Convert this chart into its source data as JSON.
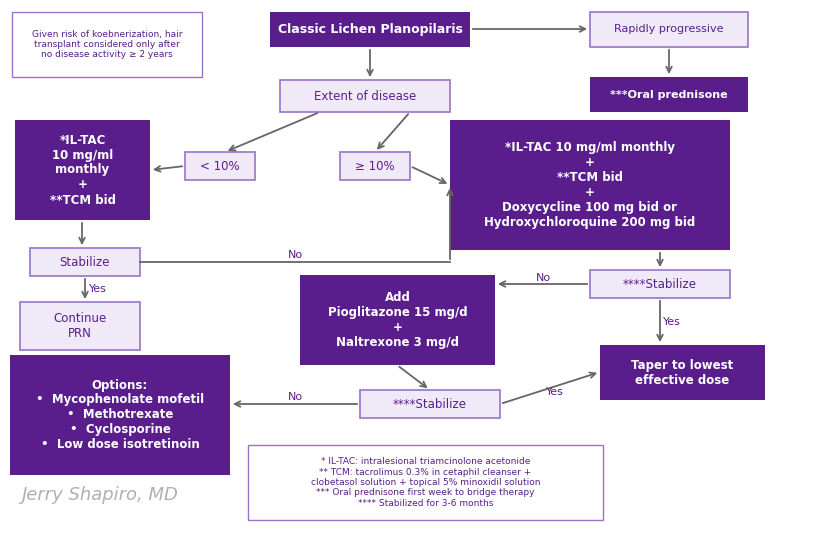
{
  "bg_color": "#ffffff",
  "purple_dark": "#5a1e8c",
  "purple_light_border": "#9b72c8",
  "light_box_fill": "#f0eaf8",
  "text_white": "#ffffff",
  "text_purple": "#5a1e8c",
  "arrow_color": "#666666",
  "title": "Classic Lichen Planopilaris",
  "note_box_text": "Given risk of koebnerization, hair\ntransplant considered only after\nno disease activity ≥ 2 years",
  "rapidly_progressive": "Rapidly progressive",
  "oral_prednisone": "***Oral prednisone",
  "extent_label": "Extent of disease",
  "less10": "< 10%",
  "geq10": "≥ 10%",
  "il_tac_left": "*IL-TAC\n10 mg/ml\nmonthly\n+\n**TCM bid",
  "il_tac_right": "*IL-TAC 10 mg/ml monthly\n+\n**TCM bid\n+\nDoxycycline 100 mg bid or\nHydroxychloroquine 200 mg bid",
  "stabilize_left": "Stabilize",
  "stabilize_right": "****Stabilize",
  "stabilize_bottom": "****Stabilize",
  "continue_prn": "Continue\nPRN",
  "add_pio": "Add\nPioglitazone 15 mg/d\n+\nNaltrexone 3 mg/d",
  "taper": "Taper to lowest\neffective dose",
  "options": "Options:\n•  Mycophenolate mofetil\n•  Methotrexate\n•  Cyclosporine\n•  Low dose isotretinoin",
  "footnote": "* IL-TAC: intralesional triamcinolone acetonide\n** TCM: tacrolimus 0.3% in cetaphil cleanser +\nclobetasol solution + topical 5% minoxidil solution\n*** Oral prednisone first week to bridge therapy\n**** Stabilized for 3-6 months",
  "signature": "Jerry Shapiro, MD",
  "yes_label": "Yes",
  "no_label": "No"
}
------------------------------------
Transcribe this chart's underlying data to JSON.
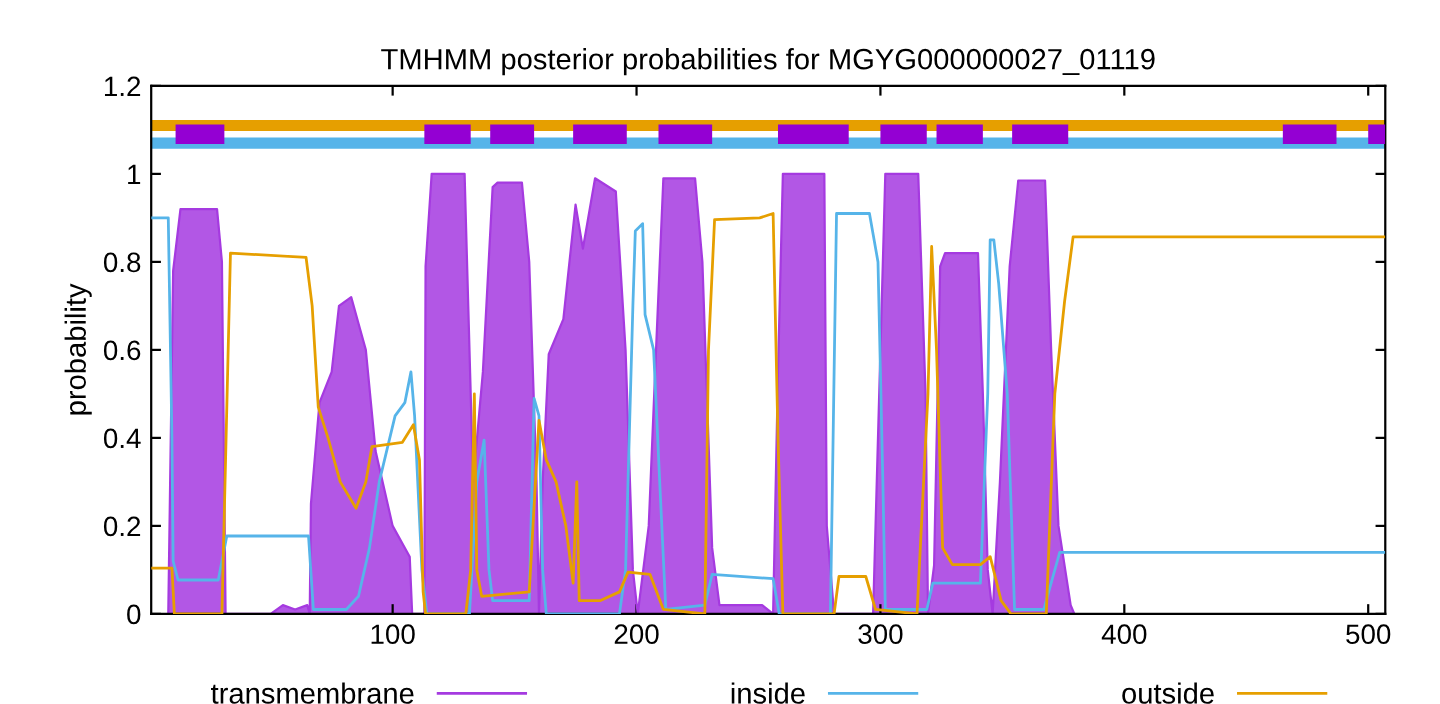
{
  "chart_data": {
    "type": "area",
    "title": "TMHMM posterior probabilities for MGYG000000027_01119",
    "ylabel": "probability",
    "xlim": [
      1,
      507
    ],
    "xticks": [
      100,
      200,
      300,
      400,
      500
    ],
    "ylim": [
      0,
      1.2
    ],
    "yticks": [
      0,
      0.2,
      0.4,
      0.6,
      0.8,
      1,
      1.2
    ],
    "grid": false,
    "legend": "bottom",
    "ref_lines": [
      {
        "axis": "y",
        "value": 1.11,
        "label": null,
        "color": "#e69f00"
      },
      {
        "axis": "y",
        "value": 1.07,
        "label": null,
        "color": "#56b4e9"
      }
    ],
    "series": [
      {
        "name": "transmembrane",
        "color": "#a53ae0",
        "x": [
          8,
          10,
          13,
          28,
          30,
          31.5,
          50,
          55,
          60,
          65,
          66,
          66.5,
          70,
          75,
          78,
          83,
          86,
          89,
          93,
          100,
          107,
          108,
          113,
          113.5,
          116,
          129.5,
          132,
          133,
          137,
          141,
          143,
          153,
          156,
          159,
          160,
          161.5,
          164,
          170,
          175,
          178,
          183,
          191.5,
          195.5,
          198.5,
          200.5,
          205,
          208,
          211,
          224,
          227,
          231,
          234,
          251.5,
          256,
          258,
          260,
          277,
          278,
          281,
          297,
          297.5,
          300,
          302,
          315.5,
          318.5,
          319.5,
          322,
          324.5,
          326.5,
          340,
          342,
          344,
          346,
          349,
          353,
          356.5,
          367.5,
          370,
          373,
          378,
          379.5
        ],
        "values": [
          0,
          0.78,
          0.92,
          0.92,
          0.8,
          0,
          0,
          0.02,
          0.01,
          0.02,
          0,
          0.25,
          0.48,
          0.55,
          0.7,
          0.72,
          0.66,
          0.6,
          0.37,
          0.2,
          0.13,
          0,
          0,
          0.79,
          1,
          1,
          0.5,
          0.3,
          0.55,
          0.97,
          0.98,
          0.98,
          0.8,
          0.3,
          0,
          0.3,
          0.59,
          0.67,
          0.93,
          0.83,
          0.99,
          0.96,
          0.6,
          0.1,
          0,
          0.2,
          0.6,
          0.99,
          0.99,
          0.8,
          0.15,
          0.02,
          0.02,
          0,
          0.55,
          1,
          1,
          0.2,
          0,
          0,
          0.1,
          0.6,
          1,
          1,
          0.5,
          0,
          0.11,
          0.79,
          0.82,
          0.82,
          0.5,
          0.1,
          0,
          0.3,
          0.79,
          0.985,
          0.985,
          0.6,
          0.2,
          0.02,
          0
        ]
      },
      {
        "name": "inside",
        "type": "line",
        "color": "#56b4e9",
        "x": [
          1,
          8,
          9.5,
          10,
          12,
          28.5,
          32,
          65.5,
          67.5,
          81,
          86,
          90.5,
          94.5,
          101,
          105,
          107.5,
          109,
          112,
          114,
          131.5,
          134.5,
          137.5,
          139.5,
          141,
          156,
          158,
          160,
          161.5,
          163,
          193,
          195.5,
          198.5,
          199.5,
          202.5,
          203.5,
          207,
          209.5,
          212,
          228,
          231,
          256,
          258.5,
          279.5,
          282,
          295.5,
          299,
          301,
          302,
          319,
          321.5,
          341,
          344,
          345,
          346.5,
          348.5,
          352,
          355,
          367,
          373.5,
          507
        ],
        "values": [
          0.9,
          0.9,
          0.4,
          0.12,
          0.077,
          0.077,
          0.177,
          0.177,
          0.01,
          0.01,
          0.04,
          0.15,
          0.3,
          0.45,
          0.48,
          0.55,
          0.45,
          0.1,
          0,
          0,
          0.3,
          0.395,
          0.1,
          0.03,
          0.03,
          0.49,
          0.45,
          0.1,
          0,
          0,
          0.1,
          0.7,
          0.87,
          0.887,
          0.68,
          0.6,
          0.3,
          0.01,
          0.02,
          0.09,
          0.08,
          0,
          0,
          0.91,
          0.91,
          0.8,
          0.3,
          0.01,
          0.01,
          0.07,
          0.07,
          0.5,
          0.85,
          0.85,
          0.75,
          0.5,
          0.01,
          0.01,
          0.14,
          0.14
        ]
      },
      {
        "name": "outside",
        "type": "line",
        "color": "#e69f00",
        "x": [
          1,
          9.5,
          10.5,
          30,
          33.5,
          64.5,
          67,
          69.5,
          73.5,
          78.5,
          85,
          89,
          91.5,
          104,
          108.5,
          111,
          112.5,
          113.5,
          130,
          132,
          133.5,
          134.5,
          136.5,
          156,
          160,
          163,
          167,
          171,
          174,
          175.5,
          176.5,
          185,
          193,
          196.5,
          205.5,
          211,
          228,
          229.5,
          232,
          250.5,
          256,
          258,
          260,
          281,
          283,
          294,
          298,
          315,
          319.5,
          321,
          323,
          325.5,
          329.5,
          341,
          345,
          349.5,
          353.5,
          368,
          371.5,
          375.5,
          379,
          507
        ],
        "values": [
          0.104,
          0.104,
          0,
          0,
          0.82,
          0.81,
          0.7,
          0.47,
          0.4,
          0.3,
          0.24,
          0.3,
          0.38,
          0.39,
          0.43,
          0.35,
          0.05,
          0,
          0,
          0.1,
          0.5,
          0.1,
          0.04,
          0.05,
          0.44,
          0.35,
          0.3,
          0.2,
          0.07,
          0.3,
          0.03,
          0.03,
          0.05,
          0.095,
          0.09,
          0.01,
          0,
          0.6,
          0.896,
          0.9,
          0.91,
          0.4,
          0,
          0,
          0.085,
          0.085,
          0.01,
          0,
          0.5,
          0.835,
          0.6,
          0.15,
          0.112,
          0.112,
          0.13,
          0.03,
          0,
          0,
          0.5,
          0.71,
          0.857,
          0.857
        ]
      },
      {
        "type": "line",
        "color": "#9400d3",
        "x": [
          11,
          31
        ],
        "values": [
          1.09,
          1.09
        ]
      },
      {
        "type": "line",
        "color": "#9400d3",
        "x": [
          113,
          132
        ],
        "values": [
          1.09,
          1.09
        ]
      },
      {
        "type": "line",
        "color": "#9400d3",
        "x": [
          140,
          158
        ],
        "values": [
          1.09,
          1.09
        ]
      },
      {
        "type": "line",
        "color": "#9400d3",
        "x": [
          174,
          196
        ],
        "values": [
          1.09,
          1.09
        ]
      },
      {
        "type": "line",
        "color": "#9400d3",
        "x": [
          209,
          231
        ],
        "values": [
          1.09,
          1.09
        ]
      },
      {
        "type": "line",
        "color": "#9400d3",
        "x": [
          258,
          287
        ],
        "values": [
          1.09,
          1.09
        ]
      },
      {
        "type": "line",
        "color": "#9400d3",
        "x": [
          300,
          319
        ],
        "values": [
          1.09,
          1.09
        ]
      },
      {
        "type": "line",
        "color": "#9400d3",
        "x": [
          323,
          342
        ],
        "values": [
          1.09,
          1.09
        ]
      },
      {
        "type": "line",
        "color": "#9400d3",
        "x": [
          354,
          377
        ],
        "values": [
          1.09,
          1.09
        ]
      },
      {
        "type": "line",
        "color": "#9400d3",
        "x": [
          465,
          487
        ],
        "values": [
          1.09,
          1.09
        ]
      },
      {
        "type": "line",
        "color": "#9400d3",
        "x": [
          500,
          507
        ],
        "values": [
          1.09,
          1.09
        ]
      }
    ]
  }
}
------------------------------------
INSTRUCTION – Using the records above, copy each line that contains "disease".

FINISHED TASK –
  "note_box_text": "Given risk of koebnerization, hair\ntransplant considered only after\nno disease activity ≥ 2 years",
  "extent_label": "Extent of disease",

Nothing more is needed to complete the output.